SOURCE MATERIAL:
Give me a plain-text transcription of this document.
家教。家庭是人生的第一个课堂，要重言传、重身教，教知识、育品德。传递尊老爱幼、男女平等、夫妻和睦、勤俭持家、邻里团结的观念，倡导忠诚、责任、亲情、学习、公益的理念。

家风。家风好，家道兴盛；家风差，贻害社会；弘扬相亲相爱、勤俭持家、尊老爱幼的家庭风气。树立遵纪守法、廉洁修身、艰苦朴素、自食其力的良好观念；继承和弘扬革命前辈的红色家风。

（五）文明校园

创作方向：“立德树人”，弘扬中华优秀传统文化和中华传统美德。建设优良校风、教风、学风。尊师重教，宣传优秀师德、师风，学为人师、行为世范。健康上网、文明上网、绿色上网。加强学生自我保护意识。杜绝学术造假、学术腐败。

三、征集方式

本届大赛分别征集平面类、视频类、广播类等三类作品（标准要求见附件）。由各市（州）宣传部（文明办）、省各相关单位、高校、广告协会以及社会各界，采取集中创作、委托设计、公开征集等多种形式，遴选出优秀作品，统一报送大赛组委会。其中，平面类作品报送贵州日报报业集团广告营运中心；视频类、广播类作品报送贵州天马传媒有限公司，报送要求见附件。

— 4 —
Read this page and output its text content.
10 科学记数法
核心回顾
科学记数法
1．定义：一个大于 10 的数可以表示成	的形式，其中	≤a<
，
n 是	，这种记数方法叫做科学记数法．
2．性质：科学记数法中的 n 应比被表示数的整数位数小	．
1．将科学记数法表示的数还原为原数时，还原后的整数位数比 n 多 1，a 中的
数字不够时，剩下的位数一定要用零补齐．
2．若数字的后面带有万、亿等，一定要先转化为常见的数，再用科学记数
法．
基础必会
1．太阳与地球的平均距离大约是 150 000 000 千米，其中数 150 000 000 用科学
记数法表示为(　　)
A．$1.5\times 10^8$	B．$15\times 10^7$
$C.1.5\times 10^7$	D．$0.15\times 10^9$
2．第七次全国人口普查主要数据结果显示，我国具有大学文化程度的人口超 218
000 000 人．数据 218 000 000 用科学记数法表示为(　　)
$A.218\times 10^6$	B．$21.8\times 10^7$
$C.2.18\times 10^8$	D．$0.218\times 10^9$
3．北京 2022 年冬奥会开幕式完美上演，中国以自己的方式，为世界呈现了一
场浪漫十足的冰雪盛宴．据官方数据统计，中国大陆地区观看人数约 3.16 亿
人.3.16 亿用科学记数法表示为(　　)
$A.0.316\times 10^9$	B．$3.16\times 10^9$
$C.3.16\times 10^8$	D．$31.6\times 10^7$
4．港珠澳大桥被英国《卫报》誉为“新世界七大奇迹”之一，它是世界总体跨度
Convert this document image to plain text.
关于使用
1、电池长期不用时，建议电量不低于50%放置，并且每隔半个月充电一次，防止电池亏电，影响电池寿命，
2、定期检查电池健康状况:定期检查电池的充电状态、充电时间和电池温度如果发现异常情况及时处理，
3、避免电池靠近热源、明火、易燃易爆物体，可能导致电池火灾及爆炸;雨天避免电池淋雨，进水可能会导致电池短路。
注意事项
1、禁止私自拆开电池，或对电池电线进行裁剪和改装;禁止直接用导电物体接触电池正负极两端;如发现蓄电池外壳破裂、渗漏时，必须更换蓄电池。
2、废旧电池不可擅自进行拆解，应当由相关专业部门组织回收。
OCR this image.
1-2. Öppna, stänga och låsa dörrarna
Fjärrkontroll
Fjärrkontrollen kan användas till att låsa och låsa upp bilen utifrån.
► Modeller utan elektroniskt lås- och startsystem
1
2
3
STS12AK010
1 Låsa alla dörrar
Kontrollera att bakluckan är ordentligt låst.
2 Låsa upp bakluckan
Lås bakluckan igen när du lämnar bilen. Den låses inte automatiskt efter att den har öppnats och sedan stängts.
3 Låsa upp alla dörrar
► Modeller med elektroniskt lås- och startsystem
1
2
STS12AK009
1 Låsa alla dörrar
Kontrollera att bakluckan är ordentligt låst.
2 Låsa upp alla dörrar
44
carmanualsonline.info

EXERCISE INSTRUCTIONS: Copy in full each line that holds the word "this".

PROBLEM SOLUTION:
Give me a plain-text transcription of this document.
Read this page and output its text content.
Convert this document image to plain text.
OCR this image.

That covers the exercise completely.